DO THIS: Report how many lines contain the word "Sheraz", with no other text.

RECORDS TO USE:

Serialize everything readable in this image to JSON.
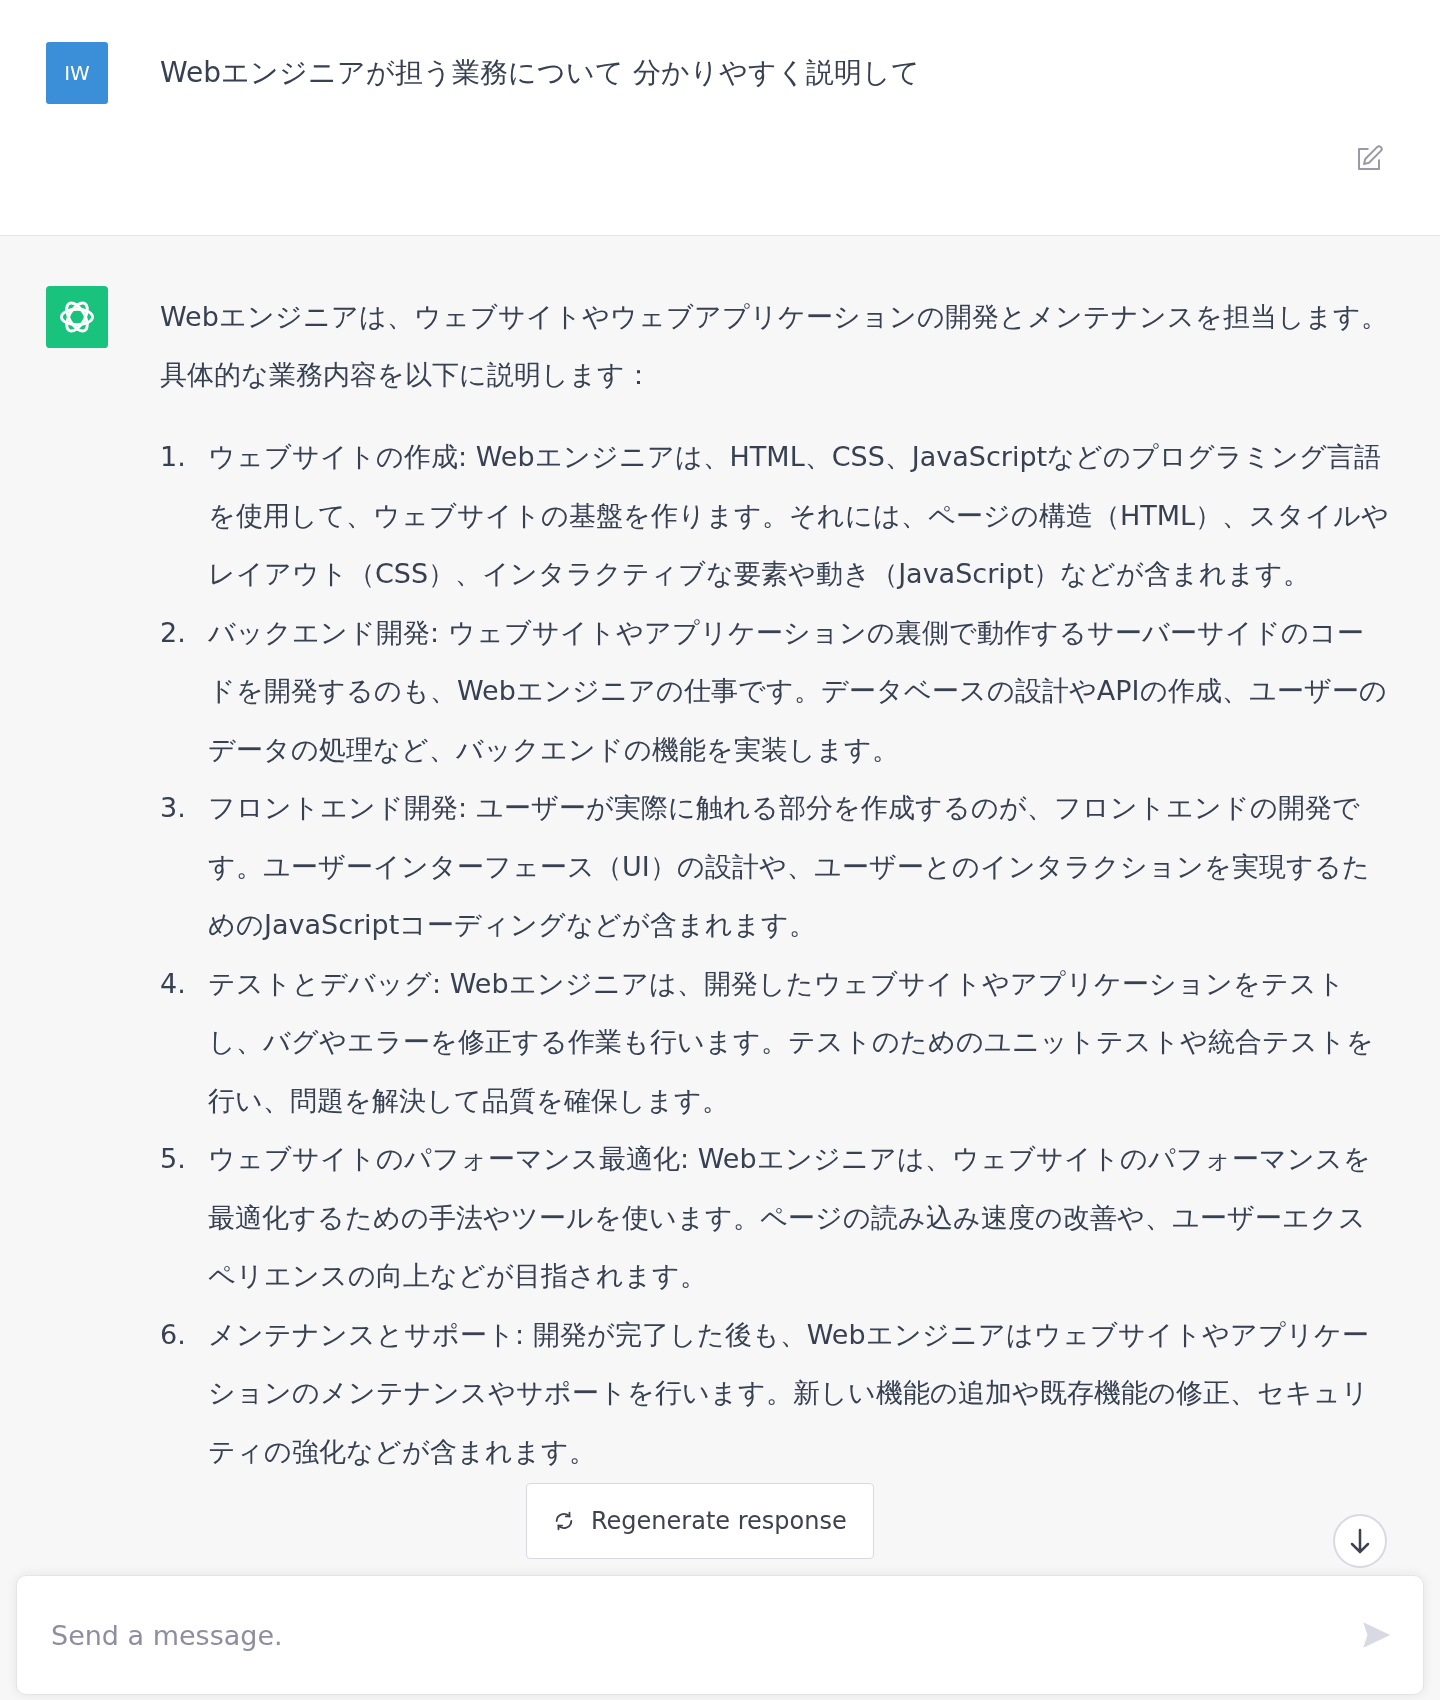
{
  "user_message": {
    "avatar": "IW",
    "text": "Webエンジニアが担う業務について 分かりやすく説明して"
  },
  "assistant_message": {
    "intro": "Webエンジニアは、ウェブサイトやウェブアプリケーションの開発とメンテナンスを担当します。具体的な業務内容を以下に説明します：",
    "items": [
      {
        "number": "1.",
        "text": "ウェブサイトの作成: Webエンジニアは、HTML、CSS、JavaScriptなどのプログラミング言語を使用して、ウェブサイトの基盤を作ります。それには、ページの構造（HTML）、スタイルやレイアウト（CSS）、インタラクティブな要素や動き（JavaScript）などが含まれます。"
      },
      {
        "number": "2.",
        "text": "バックエンド開発: ウェブサイトやアプリケーションの裏側で動作するサーバーサイドのコードを開発するのも、Webエンジニアの仕事です。データベースの設計やAPIの作成、ユーザーのデータの処理など、バックエンドの機能を実装します。"
      },
      {
        "number": "3.",
        "text": "フロントエンド開発: ユーザーが実際に触れる部分を作成するのが、フロントエンドの開発です。ユーザーインターフェース（UI）の設計や、ユーザーとのインタラクションを実現するためのJavaScriptコーディングなどが含まれます。"
      },
      {
        "number": "4.",
        "text": "テストとデバッグ: Webエンジニアは、開発したウェブサイトやアプリケーションをテストし、バグやエラーを修正する作業も行います。テストのためのユニットテストや統合テストを行い、問題を解決して品質を確保します。"
      },
      {
        "number": "5.",
        "text": "ウェブサイトのパフォーマンス最適化: Webエンジニアは、ウェブサイトのパフォーマンスを最適化するための手法やツールを使います。ページの読み込み速度の改善や、ユーザーエクスペリエンスの向上などが目指されます。"
      },
      {
        "number": "6.",
        "text": "メンテナンスとサポート: 開発が完了した後も、Webエンジニアはウェブサイトやアプリケーションのメンテナンスやサポートを行います。新しい機能の追加や既存機能の修正、セキュリティの強化などが含まれます。"
      }
    ]
  },
  "regenerate_button": {
    "label": "Regenerate response"
  },
  "composer": {
    "placeholder": "Send a message."
  }
}
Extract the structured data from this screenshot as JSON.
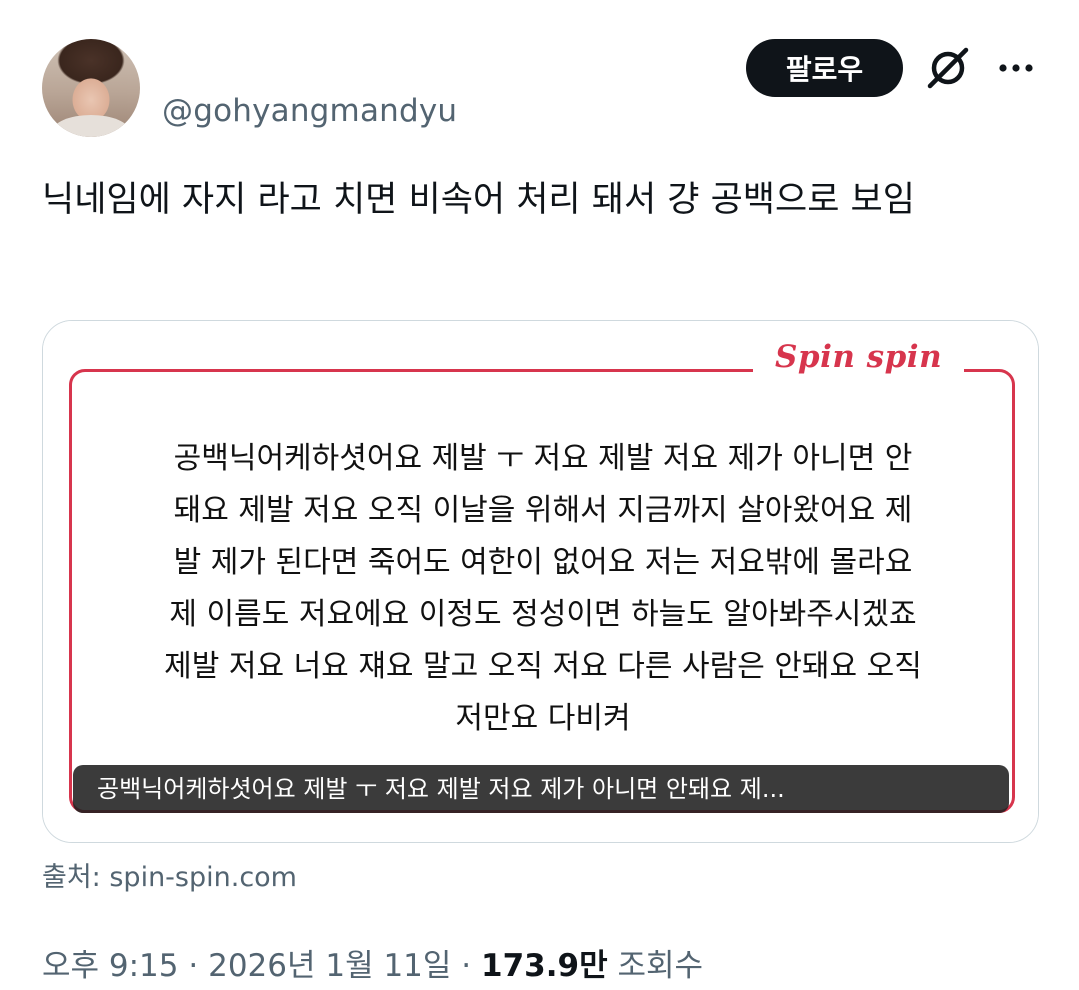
{
  "author": {
    "handle": "@gohyangmandyu"
  },
  "actions": {
    "follow_label": "팔로우",
    "grok_icon": "grok-icon",
    "more_icon": "more-dots-icon"
  },
  "tweet": {
    "text": "닉네임에 자지 라고 치면 비속어 처리 돼서 걍 공백으로 보임"
  },
  "card": {
    "brand": "Spin spin",
    "body_lines": [
      "공백닉어케하셧어요 제발 ㅜ 저요 제발 저요 제가 아니면 안",
      "돼요 제발 저요 오직 이날을 위해서 지금까지 살아왔어요 제",
      "발 제가 된다면 죽어도 여한이 없어요 저는 저요밖에 몰라요",
      "제 이름도 저요에요 이정도 정성이면 하늘도 알아봐주시겠죠",
      "제발 저요 너요 쟤요 말고 오직 저요 다른 사람은 안돼요 오직",
      "저만요 다비켜"
    ],
    "caption": "공백닉어케하셧어요 제발 ㅜ 저요 제발 저요 제가 아니면 안돼요 제...",
    "accent_color": "#d7354d"
  },
  "source": {
    "label": "출처: spin-spin.com"
  },
  "meta": {
    "time": "오후 9:15",
    "separator": "·",
    "date": "2026년 1월 11일",
    "views_count": "173.9만",
    "views_label": "조회수"
  }
}
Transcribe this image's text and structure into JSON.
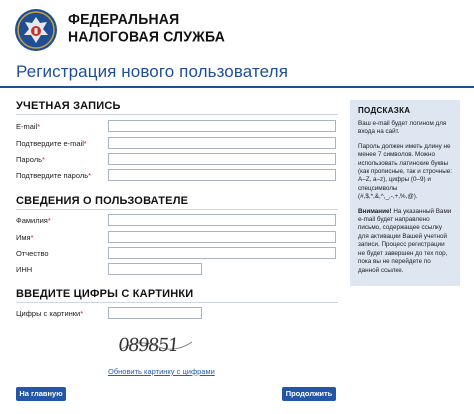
{
  "header": {
    "org_line1": "ФЕДЕРАЛЬНАЯ",
    "org_line2": "НАЛОГОВАЯ СЛУЖБА"
  },
  "page_title": "Регистрация нового пользователя",
  "account": {
    "title": "УЧЕТНАЯ ЗАПИСЬ",
    "fields": [
      {
        "label": "E-mail",
        "required": "*",
        "value": ""
      },
      {
        "label": "Подтвердите e-mail",
        "required": "*",
        "value": ""
      },
      {
        "label": "Пароль",
        "required": "*",
        "value": ""
      },
      {
        "label": "Подтвердите пароль",
        "required": "*",
        "value": ""
      }
    ]
  },
  "user": {
    "title": "СВЕДЕНИЯ О ПОЛЬЗОВАТЕЛЕ",
    "fields": [
      {
        "label": "Фамилия",
        "required": "*",
        "value": ""
      },
      {
        "label": "Имя",
        "required": "*",
        "value": ""
      },
      {
        "label": "Отчество",
        "required": "",
        "value": ""
      },
      {
        "label": "ИНН",
        "required": "",
        "value": ""
      }
    ]
  },
  "captcha": {
    "title": "ВВЕДИТЕ ЦИФРЫ С КАРТИНКИ",
    "label": "Цифры с картинки",
    "required": "*",
    "value": "",
    "image_text": "089851",
    "refresh_link": "Обновить картинку с цифрами"
  },
  "buttons": {
    "home": "На главную",
    "continue": "Продолжить"
  },
  "hint": {
    "title": "ПОДСКАЗКА",
    "p1": "Ваш e-mail будет логином для входа на сайт.",
    "p2": "Пароль должен иметь длину не менее 7 символов. Можно использовать латинские буквы (как прописные, так и строчные: A–Z, a–z), цифры (0–9) и спецсимволы (#,$,*,&,^,_,-,+,%,@).",
    "attention_label": "Внимание!",
    "p3": " На указанный Вами e-mail будет направлено письмо, содержащее ссылку для активации Вашей учетной записи. Процесс регистрации не будет завершен до тех пор, пока вы не перейдете по данной ссылке."
  },
  "colors": {
    "brand_blue": "#1f4e95",
    "button_blue": "#2356a7",
    "hint_bg": "#dde6f1",
    "required_red": "#d21b1b"
  }
}
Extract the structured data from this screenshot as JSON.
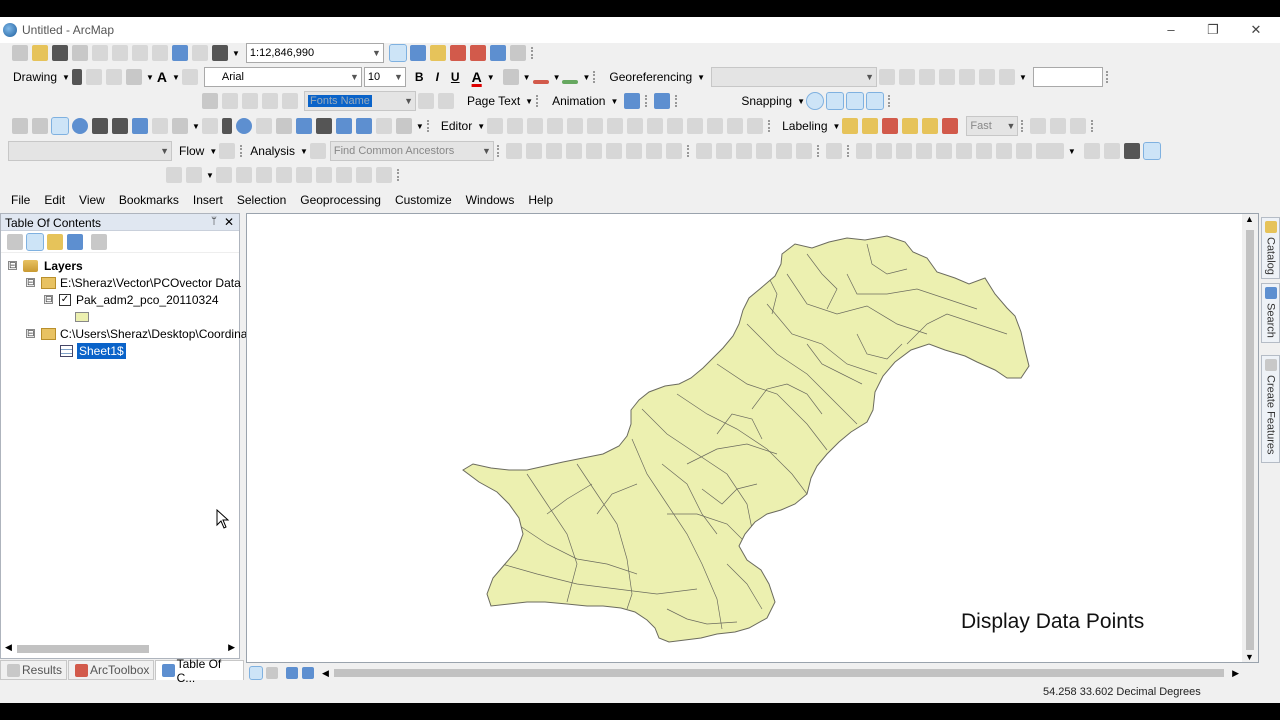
{
  "window": {
    "title": "Untitled - ArcMap",
    "minimize": "–",
    "restore": "❐",
    "close": "✕"
  },
  "toolbar1": {
    "scale": "1:12,846,990"
  },
  "draw_toolbar": {
    "drawing_label": "Drawing",
    "font_name": "Arial",
    "font_size": "10",
    "bold": "B",
    "italic": "I",
    "underline": "U",
    "font_color": "A",
    "georef_label": "Georeferencing"
  },
  "toolbar3": {
    "layer_field": "Fonts Name",
    "page_text": "Page Text",
    "animation": "Animation",
    "snapping": "Snapping"
  },
  "toolbar4": {
    "editor": "Editor",
    "labeling": "Labeling",
    "fast": "Fast"
  },
  "toolbar5": {
    "flow": "Flow",
    "analysis": "Analysis",
    "find_ancestors": "Find Common Ancestors"
  },
  "menubar": [
    "File",
    "Edit",
    "View",
    "Bookmarks",
    "Insert",
    "Selection",
    "Geoprocessing",
    "Customize",
    "Windows",
    "Help"
  ],
  "toc": {
    "title": "Table Of Contents",
    "pin": "ᛘ",
    "close": "✕",
    "layers_label": "Layers",
    "folder1": "E:\\Sheraz\\Vector\\PCOvector Data",
    "layer1": "Pak_adm2_pco_20110324",
    "folder2": "C:\\Users\\Sheraz\\Desktop\\Coordinat",
    "table1": "Sheet1$",
    "expander_open": "⊟",
    "check": "✓"
  },
  "bottom_tabs": [
    {
      "label": "Results"
    },
    {
      "label": "ArcToolbox"
    },
    {
      "label": "Table Of C..."
    }
  ],
  "map": {
    "caption": "Display Data Points",
    "fill_color": "#ecf0b0",
    "line_color": "#6b6b5e"
  },
  "right_dock": {
    "catalog": "Catalog",
    "search": "Search",
    "create_features": "Create Features"
  },
  "status": {
    "coordinates": "54.258  33.602 Decimal Degrees"
  }
}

TASK RESULT: 2